**Set exercise**
Copy out each line of the listing that has the word "http" in it.

— begin Provided material —

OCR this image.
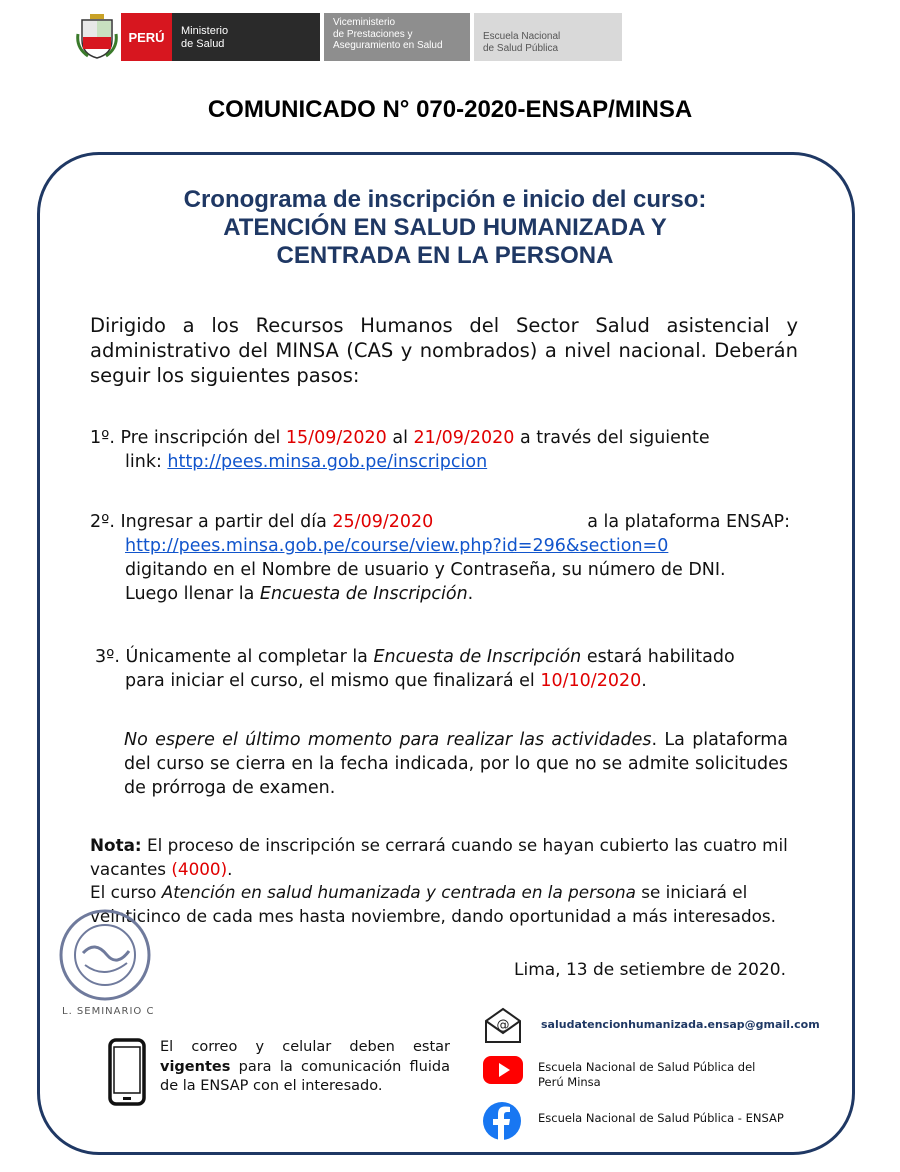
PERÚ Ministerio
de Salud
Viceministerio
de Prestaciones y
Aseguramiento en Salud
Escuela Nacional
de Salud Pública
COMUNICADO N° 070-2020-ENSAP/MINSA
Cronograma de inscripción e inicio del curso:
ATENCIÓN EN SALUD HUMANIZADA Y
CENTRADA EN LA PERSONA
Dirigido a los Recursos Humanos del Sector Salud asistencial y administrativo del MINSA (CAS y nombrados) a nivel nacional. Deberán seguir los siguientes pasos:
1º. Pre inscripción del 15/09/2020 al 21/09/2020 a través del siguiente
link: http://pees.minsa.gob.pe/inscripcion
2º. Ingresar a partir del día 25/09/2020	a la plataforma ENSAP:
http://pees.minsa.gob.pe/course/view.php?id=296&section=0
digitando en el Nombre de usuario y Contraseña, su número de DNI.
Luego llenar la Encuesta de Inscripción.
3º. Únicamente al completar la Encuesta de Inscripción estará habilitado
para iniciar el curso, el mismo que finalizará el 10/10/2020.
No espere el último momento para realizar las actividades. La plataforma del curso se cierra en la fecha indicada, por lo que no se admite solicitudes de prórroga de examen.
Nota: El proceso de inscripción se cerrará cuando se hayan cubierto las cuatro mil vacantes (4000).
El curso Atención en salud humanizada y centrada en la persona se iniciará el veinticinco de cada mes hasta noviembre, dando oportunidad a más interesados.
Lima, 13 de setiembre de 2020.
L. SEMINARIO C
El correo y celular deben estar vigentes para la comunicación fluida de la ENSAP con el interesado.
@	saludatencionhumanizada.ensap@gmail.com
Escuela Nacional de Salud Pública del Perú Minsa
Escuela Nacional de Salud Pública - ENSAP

— end Provided material —
— begin Provided material —

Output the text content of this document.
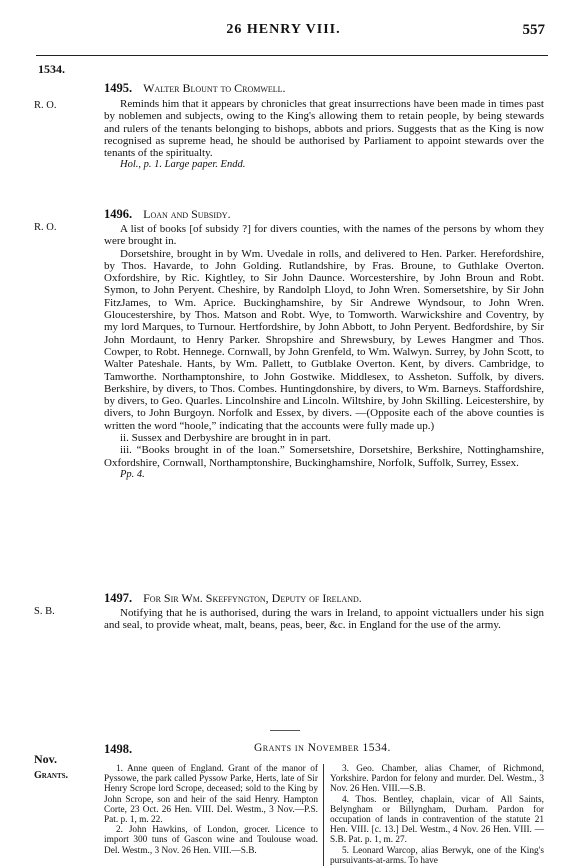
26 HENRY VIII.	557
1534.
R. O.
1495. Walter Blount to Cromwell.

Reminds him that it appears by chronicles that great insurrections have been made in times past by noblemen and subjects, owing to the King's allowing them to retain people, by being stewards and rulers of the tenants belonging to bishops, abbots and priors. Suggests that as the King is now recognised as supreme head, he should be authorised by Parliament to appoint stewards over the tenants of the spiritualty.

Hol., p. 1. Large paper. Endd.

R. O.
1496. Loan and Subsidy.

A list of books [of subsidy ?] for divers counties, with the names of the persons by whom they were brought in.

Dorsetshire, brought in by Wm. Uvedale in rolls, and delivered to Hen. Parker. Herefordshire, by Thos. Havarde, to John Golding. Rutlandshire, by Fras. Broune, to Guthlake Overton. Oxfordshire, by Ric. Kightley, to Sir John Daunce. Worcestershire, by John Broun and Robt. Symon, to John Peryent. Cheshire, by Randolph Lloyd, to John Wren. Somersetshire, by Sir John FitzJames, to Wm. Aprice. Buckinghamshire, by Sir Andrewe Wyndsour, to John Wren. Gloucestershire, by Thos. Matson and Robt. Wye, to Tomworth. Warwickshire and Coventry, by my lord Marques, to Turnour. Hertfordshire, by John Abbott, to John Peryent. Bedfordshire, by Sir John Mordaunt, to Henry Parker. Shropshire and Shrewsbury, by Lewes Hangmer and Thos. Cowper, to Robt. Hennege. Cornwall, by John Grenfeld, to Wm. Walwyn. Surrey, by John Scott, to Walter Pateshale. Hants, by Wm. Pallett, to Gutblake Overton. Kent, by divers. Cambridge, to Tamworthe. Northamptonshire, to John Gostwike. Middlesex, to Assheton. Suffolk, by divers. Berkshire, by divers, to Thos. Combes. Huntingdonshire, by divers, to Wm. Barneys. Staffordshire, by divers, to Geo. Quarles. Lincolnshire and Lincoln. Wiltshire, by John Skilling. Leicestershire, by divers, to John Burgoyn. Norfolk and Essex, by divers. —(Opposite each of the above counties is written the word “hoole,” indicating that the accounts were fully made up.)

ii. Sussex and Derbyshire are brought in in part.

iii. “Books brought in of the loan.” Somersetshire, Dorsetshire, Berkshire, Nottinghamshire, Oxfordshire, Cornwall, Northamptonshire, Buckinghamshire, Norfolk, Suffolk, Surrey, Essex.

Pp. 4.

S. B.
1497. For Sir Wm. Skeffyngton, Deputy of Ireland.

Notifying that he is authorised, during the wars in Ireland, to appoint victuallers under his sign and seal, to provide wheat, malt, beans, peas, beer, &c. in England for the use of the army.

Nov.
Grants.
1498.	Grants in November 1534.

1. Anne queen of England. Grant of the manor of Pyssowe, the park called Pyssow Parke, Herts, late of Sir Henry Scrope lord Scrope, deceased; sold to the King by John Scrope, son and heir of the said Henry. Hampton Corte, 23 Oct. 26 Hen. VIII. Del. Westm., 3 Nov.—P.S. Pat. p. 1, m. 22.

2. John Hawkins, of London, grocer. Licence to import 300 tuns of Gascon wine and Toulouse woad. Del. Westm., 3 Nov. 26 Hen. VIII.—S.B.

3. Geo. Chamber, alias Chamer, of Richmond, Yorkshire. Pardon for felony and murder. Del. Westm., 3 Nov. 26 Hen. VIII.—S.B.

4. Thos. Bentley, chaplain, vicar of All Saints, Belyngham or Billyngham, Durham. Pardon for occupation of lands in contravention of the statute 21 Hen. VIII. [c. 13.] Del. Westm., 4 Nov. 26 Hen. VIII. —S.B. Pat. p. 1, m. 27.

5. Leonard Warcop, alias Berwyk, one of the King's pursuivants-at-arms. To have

— end Provided material —

**Answer to this exercise**
link: http://pees.minsa.gob.pe/inscripcion
http://pees.minsa.gob.pe/course/view.php?id=296&section=0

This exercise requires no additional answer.